• EXERCISE INSTRUCTIONS:
Work out how many lines hold the string "Previous". The answer is a single number, nothing more.

• ENTRIES SUPPLIED:
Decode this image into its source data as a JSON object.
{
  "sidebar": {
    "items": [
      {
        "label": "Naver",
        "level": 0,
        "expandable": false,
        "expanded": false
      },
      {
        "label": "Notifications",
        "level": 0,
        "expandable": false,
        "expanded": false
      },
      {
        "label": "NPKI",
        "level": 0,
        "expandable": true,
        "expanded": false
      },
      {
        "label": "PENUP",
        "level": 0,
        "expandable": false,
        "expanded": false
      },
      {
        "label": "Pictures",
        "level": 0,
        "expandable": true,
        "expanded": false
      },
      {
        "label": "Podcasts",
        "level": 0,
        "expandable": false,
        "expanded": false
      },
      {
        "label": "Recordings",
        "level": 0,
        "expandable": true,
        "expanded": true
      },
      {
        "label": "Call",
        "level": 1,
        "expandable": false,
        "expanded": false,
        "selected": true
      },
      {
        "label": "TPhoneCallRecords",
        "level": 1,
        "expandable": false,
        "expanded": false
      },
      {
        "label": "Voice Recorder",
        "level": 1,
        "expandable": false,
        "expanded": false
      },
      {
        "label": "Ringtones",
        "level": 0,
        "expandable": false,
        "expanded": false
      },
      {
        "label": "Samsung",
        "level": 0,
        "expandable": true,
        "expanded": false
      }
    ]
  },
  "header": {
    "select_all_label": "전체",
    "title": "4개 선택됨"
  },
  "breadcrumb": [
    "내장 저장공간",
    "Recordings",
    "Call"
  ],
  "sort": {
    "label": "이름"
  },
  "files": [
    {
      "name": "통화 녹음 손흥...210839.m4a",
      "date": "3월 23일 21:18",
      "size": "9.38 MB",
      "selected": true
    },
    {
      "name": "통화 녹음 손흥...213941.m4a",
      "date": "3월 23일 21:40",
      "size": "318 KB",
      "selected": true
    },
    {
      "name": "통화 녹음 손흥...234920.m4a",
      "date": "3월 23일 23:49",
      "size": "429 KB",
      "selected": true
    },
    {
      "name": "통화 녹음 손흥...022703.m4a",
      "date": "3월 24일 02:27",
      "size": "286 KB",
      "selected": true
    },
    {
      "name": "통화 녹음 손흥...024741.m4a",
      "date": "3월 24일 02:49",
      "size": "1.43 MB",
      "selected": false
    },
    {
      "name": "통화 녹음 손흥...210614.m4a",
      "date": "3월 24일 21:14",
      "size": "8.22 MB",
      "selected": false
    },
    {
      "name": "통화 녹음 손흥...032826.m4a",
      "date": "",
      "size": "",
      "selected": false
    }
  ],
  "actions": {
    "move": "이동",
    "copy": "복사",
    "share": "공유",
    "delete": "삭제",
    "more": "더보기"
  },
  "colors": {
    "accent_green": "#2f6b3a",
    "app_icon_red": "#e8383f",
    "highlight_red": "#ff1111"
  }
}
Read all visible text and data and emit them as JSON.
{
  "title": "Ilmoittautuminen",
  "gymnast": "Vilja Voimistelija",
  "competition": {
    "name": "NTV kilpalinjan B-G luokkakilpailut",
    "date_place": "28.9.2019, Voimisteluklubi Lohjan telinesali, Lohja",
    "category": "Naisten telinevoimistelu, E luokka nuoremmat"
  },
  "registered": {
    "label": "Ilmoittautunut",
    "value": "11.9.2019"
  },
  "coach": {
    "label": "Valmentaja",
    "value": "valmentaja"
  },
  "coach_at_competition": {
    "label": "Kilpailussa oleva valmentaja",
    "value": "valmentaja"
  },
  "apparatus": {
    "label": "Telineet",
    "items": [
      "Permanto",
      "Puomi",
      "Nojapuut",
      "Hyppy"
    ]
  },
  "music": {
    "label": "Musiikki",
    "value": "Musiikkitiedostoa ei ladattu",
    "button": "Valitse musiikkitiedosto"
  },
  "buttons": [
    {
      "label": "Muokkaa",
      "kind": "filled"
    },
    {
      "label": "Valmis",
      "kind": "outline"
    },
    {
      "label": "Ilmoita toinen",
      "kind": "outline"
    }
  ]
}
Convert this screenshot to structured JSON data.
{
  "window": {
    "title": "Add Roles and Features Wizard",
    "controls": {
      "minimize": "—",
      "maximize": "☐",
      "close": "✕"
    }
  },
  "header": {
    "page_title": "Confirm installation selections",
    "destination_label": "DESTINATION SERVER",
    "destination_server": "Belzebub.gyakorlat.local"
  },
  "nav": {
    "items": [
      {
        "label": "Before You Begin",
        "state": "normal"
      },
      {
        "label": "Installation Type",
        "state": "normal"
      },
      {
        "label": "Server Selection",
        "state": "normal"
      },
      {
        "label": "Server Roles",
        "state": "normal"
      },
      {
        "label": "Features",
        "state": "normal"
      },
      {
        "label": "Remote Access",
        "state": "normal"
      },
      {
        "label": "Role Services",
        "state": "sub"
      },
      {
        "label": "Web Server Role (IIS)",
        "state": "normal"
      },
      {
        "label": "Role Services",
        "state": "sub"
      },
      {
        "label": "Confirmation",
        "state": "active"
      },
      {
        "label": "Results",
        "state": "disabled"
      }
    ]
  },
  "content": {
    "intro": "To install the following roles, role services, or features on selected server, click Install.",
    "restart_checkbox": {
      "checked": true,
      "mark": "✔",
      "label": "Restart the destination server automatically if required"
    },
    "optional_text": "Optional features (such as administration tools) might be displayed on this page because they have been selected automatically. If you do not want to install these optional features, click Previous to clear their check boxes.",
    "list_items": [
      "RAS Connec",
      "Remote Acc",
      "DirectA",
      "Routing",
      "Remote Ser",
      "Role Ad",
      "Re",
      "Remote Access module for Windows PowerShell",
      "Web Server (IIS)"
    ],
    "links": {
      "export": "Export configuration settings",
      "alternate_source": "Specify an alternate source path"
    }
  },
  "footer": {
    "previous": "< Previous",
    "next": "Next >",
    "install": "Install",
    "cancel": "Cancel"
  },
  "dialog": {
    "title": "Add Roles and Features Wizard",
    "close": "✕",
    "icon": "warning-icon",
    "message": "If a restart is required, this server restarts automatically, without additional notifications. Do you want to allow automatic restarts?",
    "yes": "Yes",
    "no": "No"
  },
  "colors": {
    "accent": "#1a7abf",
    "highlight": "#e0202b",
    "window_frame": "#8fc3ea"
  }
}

• FINAL RESULT:
2